[TO BE DONE]
Type out the complete listing below word for word, without its pictures.

Items from a dataset
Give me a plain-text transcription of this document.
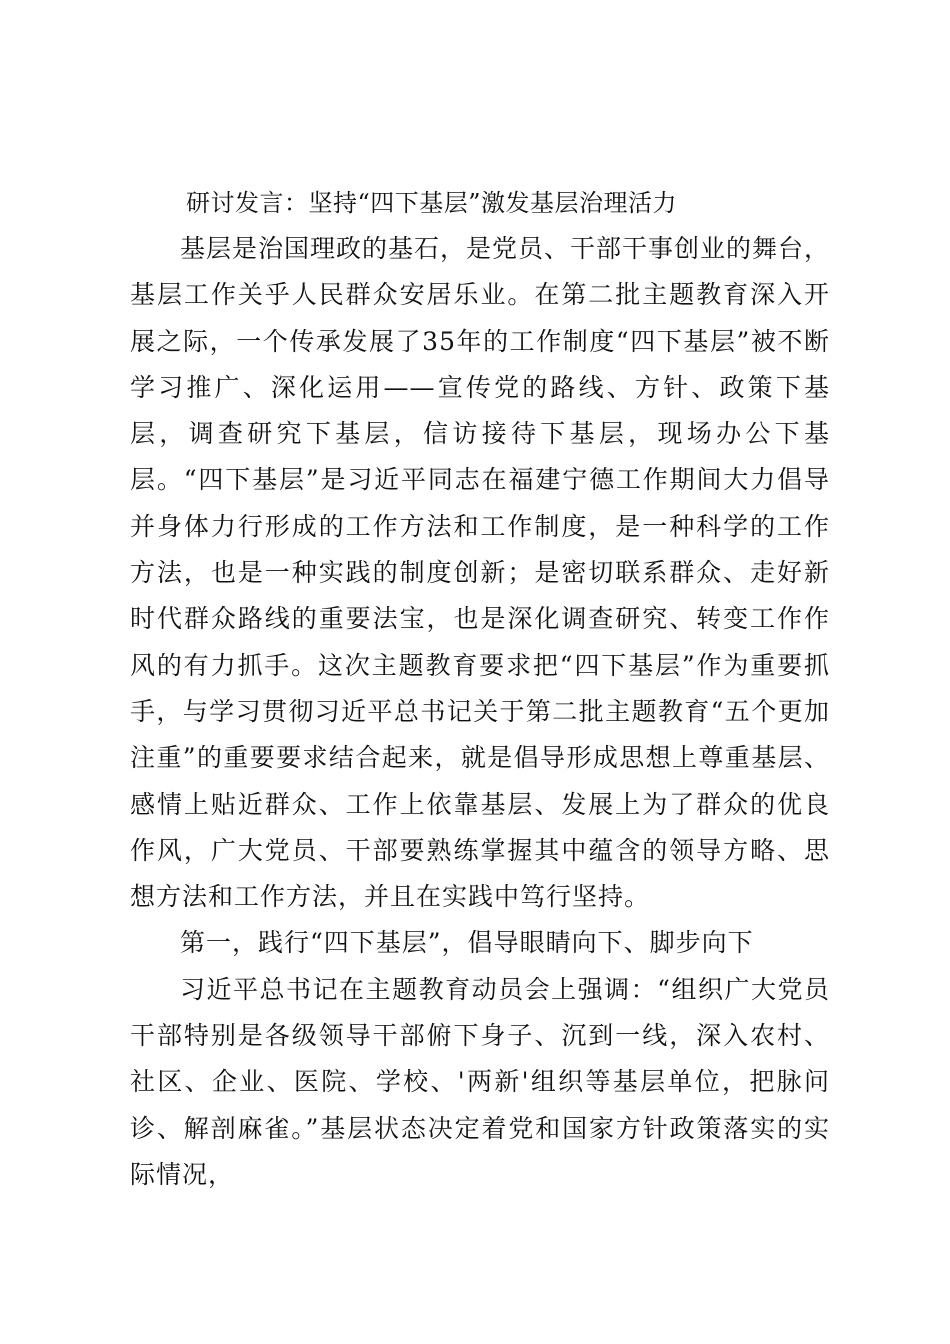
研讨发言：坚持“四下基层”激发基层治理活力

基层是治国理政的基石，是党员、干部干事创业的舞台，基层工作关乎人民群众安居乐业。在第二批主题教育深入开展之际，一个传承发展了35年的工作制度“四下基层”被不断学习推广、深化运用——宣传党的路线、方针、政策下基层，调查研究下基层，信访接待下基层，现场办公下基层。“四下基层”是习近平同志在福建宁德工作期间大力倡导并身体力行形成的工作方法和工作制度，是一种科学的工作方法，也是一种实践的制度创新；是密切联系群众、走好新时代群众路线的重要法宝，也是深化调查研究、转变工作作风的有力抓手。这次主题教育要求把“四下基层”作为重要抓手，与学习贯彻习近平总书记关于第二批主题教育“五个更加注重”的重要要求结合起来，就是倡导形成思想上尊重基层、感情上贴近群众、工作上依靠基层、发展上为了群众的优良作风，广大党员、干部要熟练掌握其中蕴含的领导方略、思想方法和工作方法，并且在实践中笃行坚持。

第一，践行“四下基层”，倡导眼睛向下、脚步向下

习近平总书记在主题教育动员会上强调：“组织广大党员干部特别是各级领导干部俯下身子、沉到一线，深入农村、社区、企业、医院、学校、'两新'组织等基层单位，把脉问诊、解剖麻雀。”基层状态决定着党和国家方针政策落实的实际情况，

[SOLVED EXERCISE]
Give me a plain-text transcription of this document.
研讨发言：坚持“四下基层”激发基层治理活力

基层是治国理政的基石，是党员、干部干事创业的舞台，基层工作关乎人民群众安居乐业。在第二批主题教育深入开展之际，一个传承发展了35年的工作制度“四下基层”被不断学习推广、深化运用——宣传党的路线、方针、政策下基层，调查研究下基层，信访接待下基层，现场办公下基层。“四下基层”是习近平同志在福建宁德工作期间大力倡导并身体力行形成的工作方法和工作制度，是一种科学的工作方法，也是一种实践的制度创新；是密切联系群众、走好新时代群众路线的重要法宝，也是深化调查研究、转变工作作风的有力抓手。这次主题教育要求把“四下基层”作为重要抓手，与学习贯彻习近平总书记关于第二批主题教育“五个更加注重”的重要要求结合起来，就是倡导形成思想上尊重基层、感情上贴近群众、工作上依靠基层、发展上为了群众的优良作风，广大党员、干部要熟练掌握其中蕴含的领导方略、思想方法和工作方法，并且在实践中笃行坚持。

第一，践行“四下基层”，倡导眼睛向下、脚步向下

习近平总书记在主题教育动员会上强调：“组织广大党员干部特别是各级领导干部俯下身子、沉到一线，深入农村、社区、企业、医院、学校、'两新'组织等基层单位，把脉问诊、解剖麻雀。”基层状态决定着党和国家方针政策落实的实际情况，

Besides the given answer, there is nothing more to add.